*** Opening Dataset excerpts ***

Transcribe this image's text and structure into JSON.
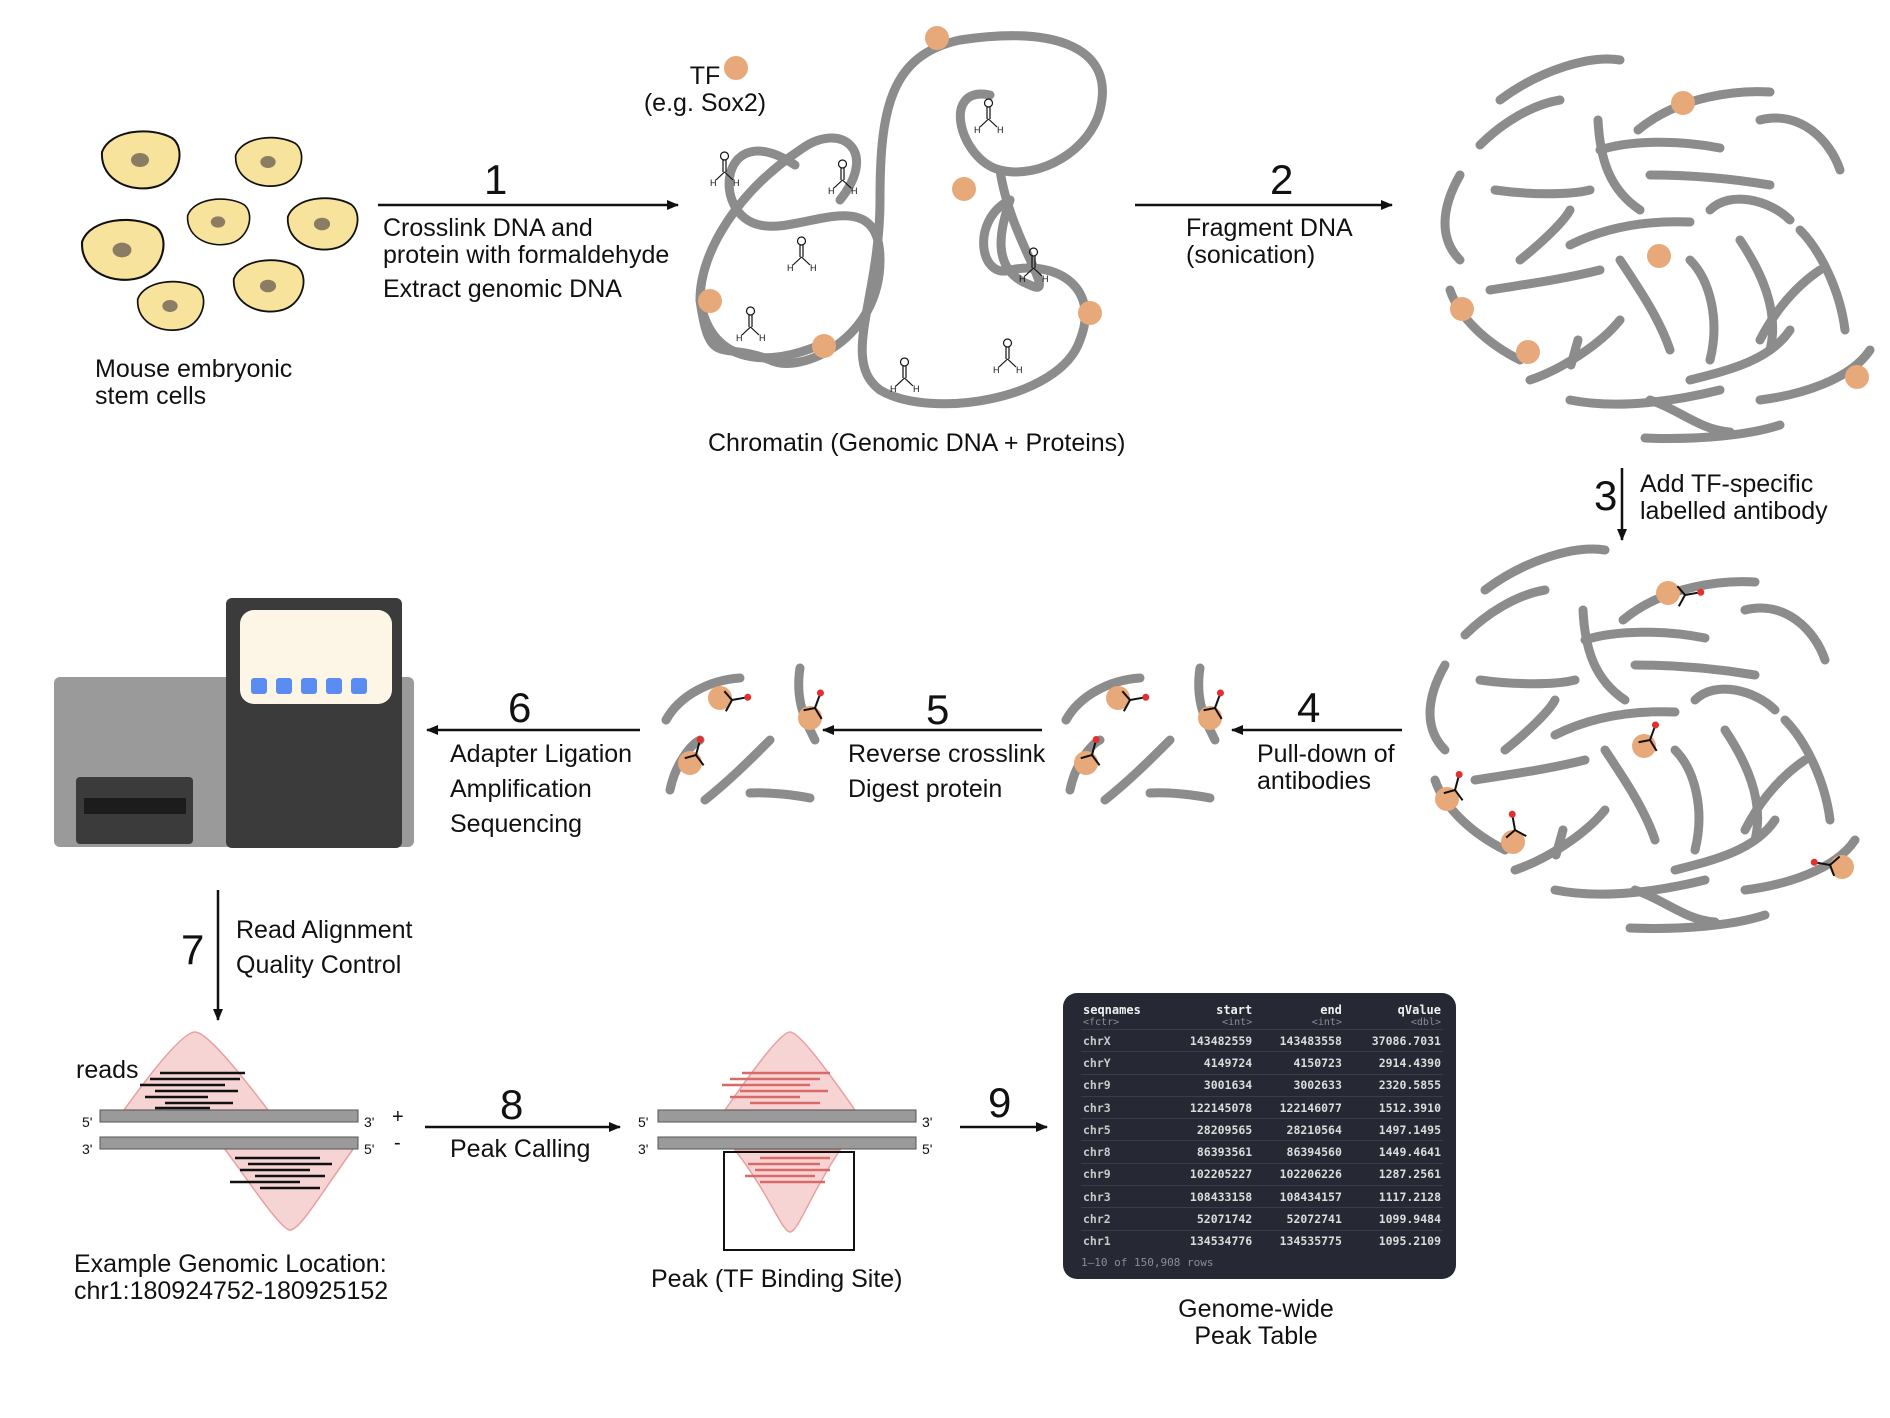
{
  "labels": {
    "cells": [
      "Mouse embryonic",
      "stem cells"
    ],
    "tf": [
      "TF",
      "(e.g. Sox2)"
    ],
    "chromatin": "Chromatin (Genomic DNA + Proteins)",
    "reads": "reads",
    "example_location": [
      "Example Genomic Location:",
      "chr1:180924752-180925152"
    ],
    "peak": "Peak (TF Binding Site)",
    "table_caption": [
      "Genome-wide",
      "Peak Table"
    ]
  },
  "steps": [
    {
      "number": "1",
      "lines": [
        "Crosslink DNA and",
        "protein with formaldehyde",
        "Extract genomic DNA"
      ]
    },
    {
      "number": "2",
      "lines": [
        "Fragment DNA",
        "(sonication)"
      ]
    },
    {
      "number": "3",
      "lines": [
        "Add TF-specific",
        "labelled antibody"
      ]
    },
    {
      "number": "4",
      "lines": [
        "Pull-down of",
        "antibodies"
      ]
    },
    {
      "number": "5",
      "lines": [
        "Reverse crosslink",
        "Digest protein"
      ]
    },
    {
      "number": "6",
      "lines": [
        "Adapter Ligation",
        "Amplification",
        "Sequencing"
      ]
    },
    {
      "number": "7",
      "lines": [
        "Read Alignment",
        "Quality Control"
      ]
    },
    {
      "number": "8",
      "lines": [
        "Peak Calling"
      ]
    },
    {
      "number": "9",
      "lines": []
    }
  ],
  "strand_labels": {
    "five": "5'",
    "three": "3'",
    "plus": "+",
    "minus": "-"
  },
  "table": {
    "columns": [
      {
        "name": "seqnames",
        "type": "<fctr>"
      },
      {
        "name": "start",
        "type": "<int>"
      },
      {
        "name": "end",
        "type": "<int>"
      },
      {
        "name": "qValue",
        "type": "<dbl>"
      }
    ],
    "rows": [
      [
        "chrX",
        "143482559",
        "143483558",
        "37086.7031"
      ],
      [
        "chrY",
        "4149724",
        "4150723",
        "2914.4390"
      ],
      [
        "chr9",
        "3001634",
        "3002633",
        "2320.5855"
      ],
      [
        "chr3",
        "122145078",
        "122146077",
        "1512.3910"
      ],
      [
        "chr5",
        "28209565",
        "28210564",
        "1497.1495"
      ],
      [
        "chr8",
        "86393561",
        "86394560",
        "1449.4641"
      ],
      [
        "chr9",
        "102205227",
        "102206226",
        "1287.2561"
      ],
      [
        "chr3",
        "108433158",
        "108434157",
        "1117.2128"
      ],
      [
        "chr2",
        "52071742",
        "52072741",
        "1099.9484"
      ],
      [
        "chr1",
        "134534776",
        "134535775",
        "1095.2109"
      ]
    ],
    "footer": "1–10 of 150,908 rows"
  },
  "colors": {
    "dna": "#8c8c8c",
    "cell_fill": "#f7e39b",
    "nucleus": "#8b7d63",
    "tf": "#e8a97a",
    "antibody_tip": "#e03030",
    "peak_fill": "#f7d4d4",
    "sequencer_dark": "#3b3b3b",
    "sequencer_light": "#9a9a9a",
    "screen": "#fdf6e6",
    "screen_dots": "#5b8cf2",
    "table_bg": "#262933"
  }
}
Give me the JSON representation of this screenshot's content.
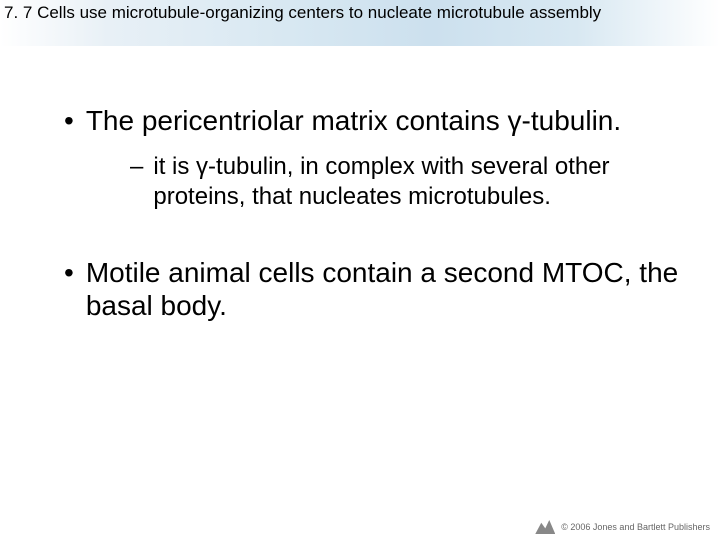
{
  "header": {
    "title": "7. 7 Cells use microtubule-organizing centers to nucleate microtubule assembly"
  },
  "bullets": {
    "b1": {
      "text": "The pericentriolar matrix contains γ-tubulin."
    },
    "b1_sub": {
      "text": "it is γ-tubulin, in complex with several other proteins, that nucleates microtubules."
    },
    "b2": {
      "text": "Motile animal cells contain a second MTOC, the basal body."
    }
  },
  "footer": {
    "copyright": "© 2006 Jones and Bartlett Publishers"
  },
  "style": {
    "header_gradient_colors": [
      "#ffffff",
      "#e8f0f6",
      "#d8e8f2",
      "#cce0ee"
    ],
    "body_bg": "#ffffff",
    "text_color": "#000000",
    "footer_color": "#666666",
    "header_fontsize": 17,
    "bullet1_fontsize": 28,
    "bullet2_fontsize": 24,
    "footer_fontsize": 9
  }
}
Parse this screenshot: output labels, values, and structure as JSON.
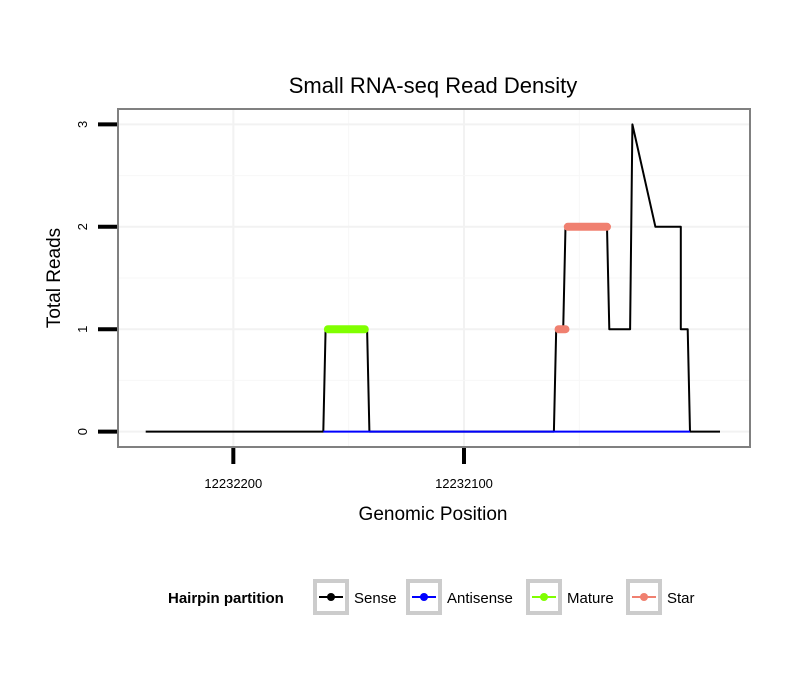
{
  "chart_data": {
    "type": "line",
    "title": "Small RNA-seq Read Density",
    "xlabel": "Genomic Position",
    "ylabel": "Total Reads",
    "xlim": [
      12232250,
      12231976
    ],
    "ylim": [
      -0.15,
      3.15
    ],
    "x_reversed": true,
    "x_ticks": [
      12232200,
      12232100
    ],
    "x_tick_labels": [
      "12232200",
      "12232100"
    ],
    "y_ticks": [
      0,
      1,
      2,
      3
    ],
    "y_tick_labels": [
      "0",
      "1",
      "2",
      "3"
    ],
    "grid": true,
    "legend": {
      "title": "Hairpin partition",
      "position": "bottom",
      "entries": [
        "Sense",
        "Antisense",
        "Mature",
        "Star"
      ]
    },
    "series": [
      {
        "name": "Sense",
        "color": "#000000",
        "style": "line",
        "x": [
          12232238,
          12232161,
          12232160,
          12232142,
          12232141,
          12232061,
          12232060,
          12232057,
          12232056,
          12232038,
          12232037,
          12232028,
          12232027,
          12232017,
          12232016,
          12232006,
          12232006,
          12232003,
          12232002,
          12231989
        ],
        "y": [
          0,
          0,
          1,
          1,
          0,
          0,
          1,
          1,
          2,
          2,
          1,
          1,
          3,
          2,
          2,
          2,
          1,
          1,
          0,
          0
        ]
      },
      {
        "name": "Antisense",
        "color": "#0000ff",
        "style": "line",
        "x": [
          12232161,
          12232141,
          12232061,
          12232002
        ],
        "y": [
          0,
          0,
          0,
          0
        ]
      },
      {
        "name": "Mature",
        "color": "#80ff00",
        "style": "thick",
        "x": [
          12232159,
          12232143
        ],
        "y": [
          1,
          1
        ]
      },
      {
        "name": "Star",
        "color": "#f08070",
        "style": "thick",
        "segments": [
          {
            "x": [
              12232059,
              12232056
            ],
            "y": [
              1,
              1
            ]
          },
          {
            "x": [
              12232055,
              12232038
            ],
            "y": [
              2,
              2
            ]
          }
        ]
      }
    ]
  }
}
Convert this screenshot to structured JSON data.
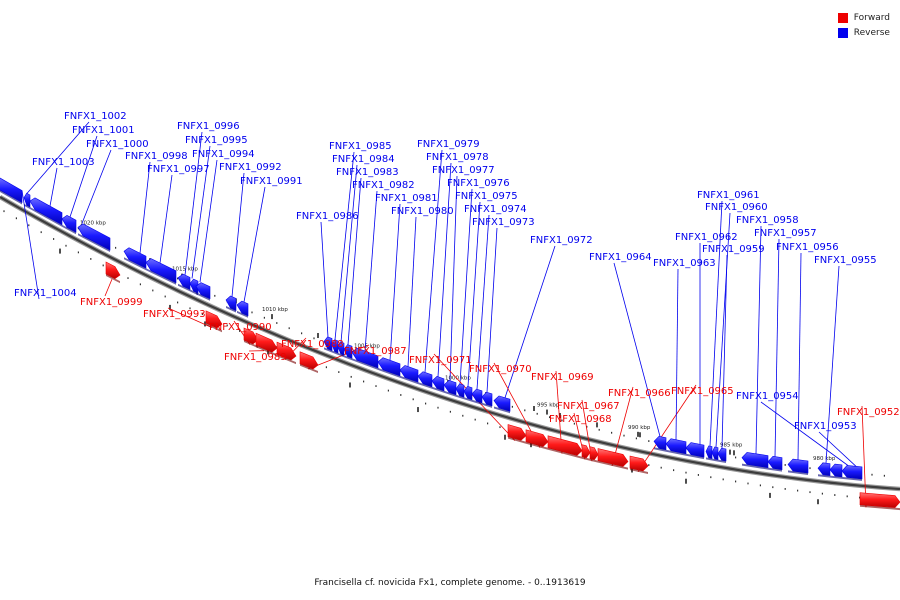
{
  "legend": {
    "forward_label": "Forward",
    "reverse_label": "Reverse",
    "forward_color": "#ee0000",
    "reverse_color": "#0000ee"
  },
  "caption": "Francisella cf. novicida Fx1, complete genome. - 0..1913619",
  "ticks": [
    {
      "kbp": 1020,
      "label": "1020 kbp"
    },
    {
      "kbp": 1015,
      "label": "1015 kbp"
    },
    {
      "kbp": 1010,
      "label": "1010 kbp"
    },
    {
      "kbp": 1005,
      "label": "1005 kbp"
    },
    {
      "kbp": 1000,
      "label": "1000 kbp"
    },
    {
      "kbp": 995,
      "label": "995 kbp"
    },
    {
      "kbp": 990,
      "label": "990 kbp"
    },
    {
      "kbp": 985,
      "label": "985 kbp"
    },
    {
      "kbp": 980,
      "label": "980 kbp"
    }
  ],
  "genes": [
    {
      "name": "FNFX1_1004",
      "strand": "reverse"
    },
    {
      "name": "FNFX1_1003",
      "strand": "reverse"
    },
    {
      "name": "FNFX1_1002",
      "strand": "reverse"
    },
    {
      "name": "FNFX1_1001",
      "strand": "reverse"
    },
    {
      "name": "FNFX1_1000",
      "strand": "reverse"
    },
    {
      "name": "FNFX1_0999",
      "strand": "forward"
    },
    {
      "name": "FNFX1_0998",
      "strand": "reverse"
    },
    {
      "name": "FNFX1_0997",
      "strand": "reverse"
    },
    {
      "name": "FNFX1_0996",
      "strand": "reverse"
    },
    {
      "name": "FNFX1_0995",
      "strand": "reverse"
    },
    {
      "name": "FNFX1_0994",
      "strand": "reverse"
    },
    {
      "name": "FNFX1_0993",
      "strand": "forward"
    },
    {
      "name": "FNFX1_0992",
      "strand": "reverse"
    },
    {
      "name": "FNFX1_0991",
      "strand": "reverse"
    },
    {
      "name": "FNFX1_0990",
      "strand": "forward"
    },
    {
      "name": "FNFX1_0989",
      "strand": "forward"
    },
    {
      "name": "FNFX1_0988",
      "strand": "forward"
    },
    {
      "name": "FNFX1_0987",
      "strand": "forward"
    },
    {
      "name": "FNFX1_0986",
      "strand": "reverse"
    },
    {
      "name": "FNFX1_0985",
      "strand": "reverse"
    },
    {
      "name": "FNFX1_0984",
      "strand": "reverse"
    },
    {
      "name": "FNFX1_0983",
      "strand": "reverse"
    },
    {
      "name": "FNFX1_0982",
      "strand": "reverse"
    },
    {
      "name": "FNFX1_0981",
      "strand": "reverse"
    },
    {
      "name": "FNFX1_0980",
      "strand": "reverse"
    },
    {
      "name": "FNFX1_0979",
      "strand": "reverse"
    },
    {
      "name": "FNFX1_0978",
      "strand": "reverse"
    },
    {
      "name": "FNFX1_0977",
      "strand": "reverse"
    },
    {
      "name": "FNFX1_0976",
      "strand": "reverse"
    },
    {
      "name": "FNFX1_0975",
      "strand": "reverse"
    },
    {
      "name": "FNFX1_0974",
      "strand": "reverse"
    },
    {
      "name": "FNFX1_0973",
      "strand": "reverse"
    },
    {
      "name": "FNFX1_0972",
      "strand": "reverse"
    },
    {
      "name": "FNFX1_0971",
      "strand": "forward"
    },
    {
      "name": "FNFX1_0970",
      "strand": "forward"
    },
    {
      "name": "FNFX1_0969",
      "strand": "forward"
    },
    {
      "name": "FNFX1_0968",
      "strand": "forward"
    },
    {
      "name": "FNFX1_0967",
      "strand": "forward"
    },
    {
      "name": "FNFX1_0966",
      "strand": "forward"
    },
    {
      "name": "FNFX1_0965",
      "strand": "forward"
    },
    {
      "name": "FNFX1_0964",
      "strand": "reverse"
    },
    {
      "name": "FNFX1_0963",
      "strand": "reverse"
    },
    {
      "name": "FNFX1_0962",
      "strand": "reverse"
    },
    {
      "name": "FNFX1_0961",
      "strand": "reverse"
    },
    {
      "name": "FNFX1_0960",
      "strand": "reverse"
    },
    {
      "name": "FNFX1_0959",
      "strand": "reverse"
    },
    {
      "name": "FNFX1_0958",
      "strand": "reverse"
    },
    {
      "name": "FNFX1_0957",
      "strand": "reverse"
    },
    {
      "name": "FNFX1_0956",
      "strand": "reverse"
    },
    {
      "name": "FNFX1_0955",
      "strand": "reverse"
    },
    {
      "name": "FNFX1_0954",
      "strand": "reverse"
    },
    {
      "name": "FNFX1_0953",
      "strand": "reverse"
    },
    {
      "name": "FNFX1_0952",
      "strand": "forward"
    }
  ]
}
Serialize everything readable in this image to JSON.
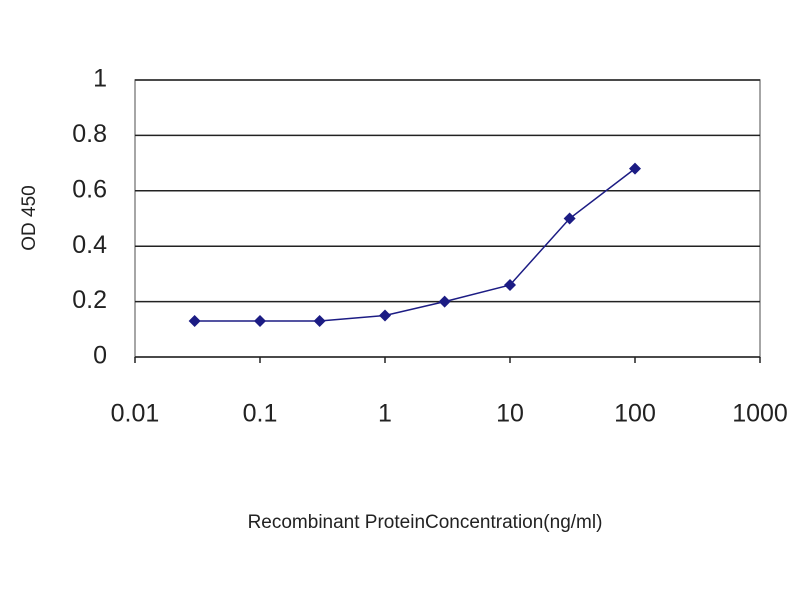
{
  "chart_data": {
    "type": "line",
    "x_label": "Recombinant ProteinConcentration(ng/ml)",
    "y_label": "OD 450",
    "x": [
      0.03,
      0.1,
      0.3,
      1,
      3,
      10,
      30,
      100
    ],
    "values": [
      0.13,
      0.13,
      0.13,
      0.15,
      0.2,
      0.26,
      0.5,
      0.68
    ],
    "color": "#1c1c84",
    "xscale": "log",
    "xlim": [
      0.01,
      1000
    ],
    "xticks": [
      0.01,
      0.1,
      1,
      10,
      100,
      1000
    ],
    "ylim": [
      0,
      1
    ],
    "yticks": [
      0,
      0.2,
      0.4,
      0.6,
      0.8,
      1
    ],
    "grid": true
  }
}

*** Closing Dataset excerpts ***

Among the records above, find each line holding the string "tubulin" and pull it out.

      "text": "The pericentriolar matrix contains γ-tubulin."
      "text": "it is γ-tubulin, in complex with several other proteins, that nucleates microtubules."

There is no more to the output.